## begin
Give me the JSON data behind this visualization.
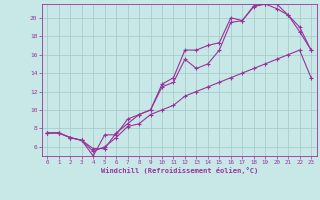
{
  "background_color": "#c8e8e8",
  "grid_color": "#a0c8c8",
  "line_color": "#993399",
  "marker": "+",
  "xlabel": "Windchill (Refroidissement éolien,°C)",
  "xlim": [
    -0.5,
    23.5
  ],
  "ylim": [
    5.0,
    21.5
  ],
  "yticks": [
    6,
    8,
    10,
    12,
    14,
    16,
    18,
    20
  ],
  "xticks": [
    0,
    1,
    2,
    3,
    4,
    5,
    6,
    7,
    8,
    9,
    10,
    11,
    12,
    13,
    14,
    15,
    16,
    17,
    18,
    19,
    20,
    21,
    22,
    23
  ],
  "series": [
    {
      "x": [
        0,
        1,
        2,
        3,
        4,
        5,
        6,
        7,
        8,
        9,
        10,
        11,
        12,
        13,
        14,
        15,
        16,
        17,
        18,
        19,
        20,
        21,
        22,
        23
      ],
      "y": [
        7.5,
        7.5,
        7.0,
        6.7,
        5.8,
        5.8,
        7.5,
        8.5,
        9.5,
        10.0,
        12.8,
        13.5,
        16.5,
        16.5,
        17.0,
        17.3,
        20.0,
        19.7,
        21.3,
        21.5,
        21.5,
        20.3,
        19.0,
        16.5
      ]
    },
    {
      "x": [
        0,
        1,
        2,
        3,
        4,
        5,
        6,
        7,
        8,
        9,
        10,
        11,
        12,
        13,
        14,
        15,
        16,
        17,
        18,
        19,
        20,
        21,
        22,
        23
      ],
      "y": [
        7.5,
        7.5,
        7.0,
        6.7,
        5.0,
        7.3,
        7.3,
        9.0,
        9.5,
        10.0,
        12.5,
        13.0,
        15.5,
        14.5,
        15.0,
        16.5,
        19.5,
        19.7,
        21.2,
        21.5,
        21.0,
        20.3,
        18.5,
        16.5
      ]
    },
    {
      "x": [
        0,
        1,
        2,
        3,
        4,
        5,
        6,
        7,
        8,
        9,
        10,
        11,
        12,
        13,
        14,
        15,
        16,
        17,
        18,
        19,
        20,
        21,
        22,
        23
      ],
      "y": [
        7.5,
        7.5,
        7.0,
        6.7,
        5.5,
        6.0,
        7.0,
        8.2,
        8.5,
        9.5,
        10.0,
        10.5,
        11.5,
        12.0,
        12.5,
        13.0,
        13.5,
        14.0,
        14.5,
        15.0,
        15.5,
        16.0,
        16.5,
        13.5
      ]
    }
  ]
}
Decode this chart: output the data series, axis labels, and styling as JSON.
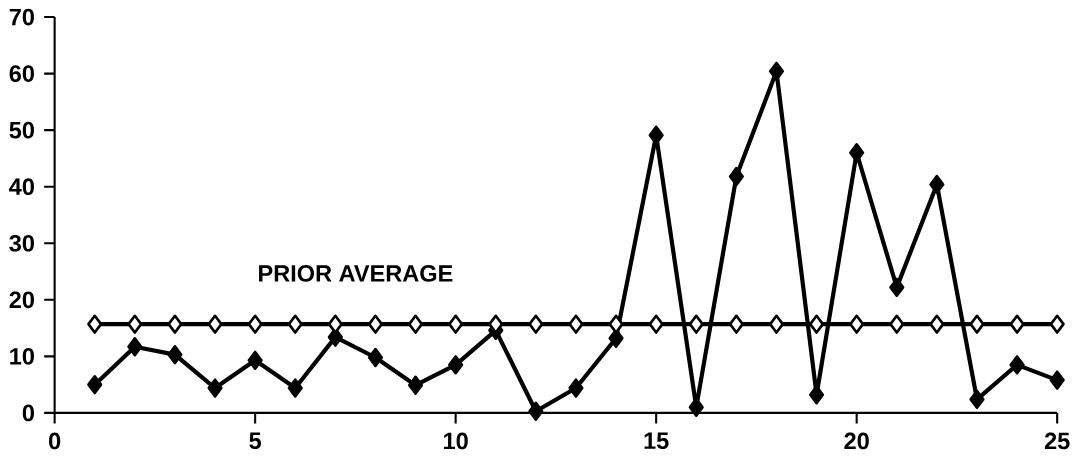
{
  "chart_data": {
    "type": "line",
    "x": [
      1,
      2,
      3,
      4,
      5,
      6,
      7,
      8,
      9,
      10,
      11,
      12,
      13,
      14,
      15,
      16,
      17,
      18,
      19,
      20,
      21,
      22,
      23,
      24,
      25
    ],
    "series": [
      {
        "color": "#000000",
        "values": [
          5,
          11.7,
          10.3,
          4.4,
          9.3,
          4.4,
          13.4,
          9.8,
          4.9,
          8.5,
          14.6,
          0.3,
          4.4,
          13.2,
          49.1,
          1,
          41.8,
          60.4,
          3.2,
          46,
          22.2,
          40.4,
          2.4,
          8.5,
          5.8
        ]
      },
      {
        "color": "#000000",
        "values": [
          15.7,
          15.7,
          15.7,
          15.7,
          15.7,
          15.7,
          15.7,
          15.7,
          15.7,
          15.7,
          15.7,
          15.7,
          15.7,
          15.7,
          15.7,
          15.7,
          15.7,
          15.7,
          15.7,
          15.7,
          15.7,
          15.7,
          15.7,
          15.7,
          15.7
        ]
      }
    ],
    "annotations": [
      {
        "text": "PRIOR AVERAGE",
        "x": 7.5,
        "y": 15.7
      }
    ],
    "xlim": [
      0,
      25
    ],
    "xticks": [
      0,
      5,
      10,
      15,
      20,
      25
    ],
    "ylim": [
      0,
      70
    ],
    "yticks": [
      0,
      10,
      20,
      30,
      40,
      50,
      60,
      70
    ],
    "marker": "diamond",
    "line_style": "solid",
    "grid": false
  }
}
## end
• [STATED GOAL] Scan the records above for the string "this", then report every line that contains it.

• [THE OUTPUT]
Give me the JSON data behind this visualization.
Decode this chart: output the data series, axis labels, and styling as JSON.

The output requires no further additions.